EXERCISE OBJECTIVE: The entries below contain pictures. Retype everything except those pictures, exactly as given.

DATASET CONTENT:

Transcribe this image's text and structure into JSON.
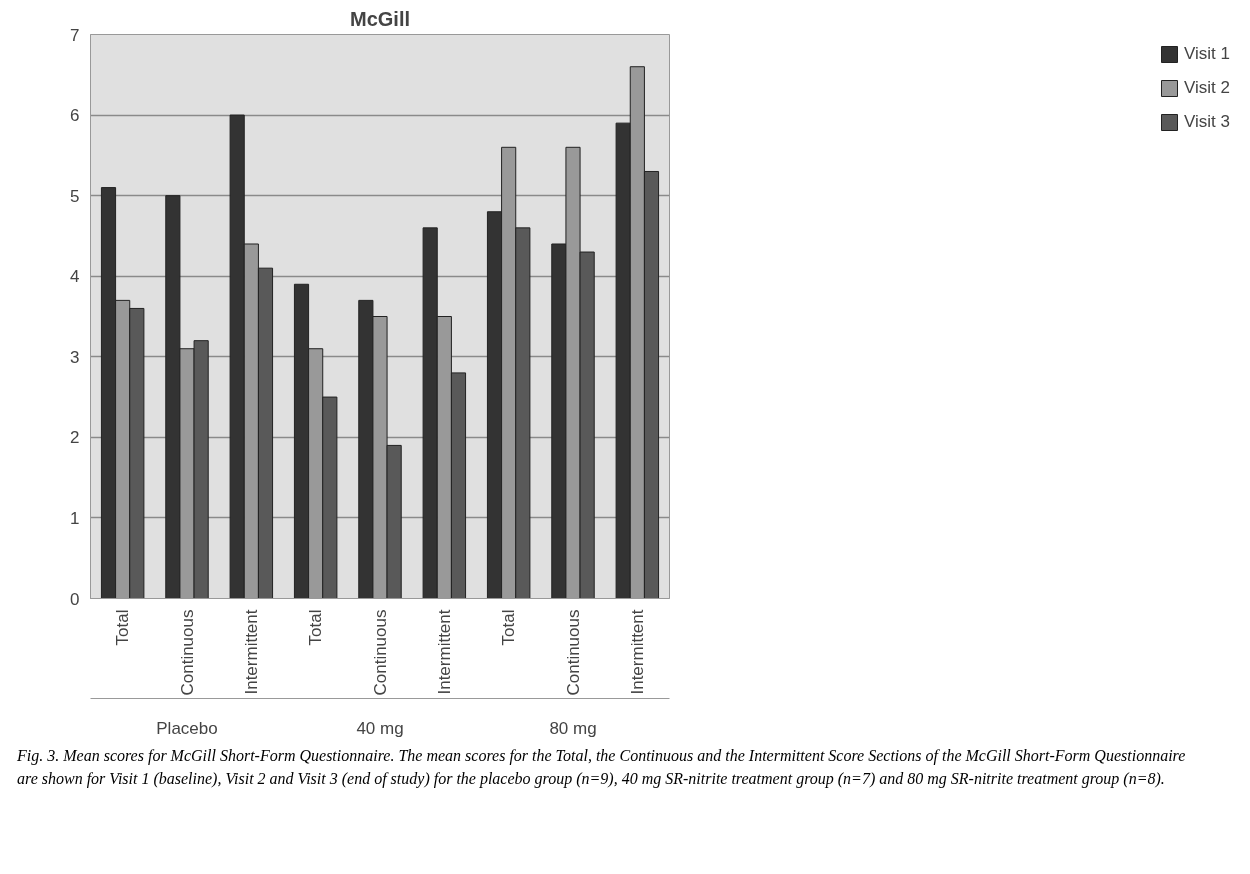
{
  "chart_data": {
    "type": "bar",
    "title": "McGill",
    "categories": [
      "Total",
      "Continuous",
      "Intermittent",
      "Total",
      "Continuous",
      "Intermittent",
      "Total",
      "Continuous",
      "Intermittent"
    ],
    "series": [
      {
        "name": "Visit 1",
        "color": "#333333",
        "values": [
          5.1,
          5.0,
          6.0,
          3.9,
          3.7,
          4.6,
          4.8,
          4.4,
          5.9
        ]
      },
      {
        "name": "Visit 2",
        "color": "#999999",
        "values": [
          3.7,
          3.1,
          4.4,
          3.1,
          3.5,
          3.5,
          5.6,
          5.6,
          6.6
        ]
      },
      {
        "name": "Visit 3",
        "color": "#595959",
        "values": [
          3.6,
          3.2,
          4.1,
          2.5,
          1.9,
          2.8,
          4.6,
          4.3,
          5.3
        ]
      }
    ],
    "ylim": [
      0,
      7
    ],
    "yticks": [
      0,
      1,
      2,
      3,
      4,
      5,
      6,
      7
    ],
    "grid": "y",
    "legend": "right",
    "annotations": [
      "Placebo",
      "40 mg",
      "80 mg",
      "Fig. 3. Mean scores for McGill Short-Form Questionnaire. The mean scores for the Total, the Continuous and the Intermittent Score Sections of the McGill Short-Form Questionnaire are shown for Visit 1 (baseline), Visit 2 and Visit 3 (end of study) for the placebo group (n=9), 40 mg SR-nitrite treatment group (n=7) and 80 mg SR-nitrite treatment group (n=8)."
    ]
  }
}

COMPLETE RESPONSE:
Transcribe this image's text and structure into JSON.
{
  "chart_data": {
    "type": "bar",
    "title": "McGill",
    "categories": [
      "Total",
      "Continuous",
      "Intermittent",
      "Total",
      "Continuous",
      "Intermittent",
      "Total",
      "Continuous",
      "Intermittent"
    ],
    "series": [
      {
        "name": "Visit 1",
        "color": "#333333",
        "values": [
          5.1,
          5.0,
          6.0,
          3.9,
          3.7,
          4.6,
          4.8,
          4.4,
          5.9
        ]
      },
      {
        "name": "Visit 2",
        "color": "#999999",
        "values": [
          3.7,
          3.1,
          4.4,
          3.1,
          3.5,
          3.5,
          5.6,
          5.6,
          6.6
        ]
      },
      {
        "name": "Visit 3",
        "color": "#595959",
        "values": [
          3.6,
          3.2,
          4.1,
          2.5,
          1.9,
          2.8,
          4.6,
          4.3,
          5.3
        ]
      }
    ],
    "ylim": [
      0,
      7
    ],
    "yticks": [
      0,
      1,
      2,
      3,
      4,
      5,
      6,
      7
    ],
    "grid": "y",
    "legend": "right",
    "annotations": [
      "Placebo",
      "40 mg",
      "80 mg",
      "Fig. 3. Mean scores for McGill Short-Form Questionnaire. The mean scores for the Total, the Continuous and the Intermittent Score Sections of the McGill Short-Form Questionnaire are shown for Visit 1 (baseline), Visit 2 and Visit 3 (end of study) for the placebo group (n=9), 40 mg SR-nitrite treatment group (n=7) and 80 mg SR-nitrite treatment group (n=8)."
    ]
  }
}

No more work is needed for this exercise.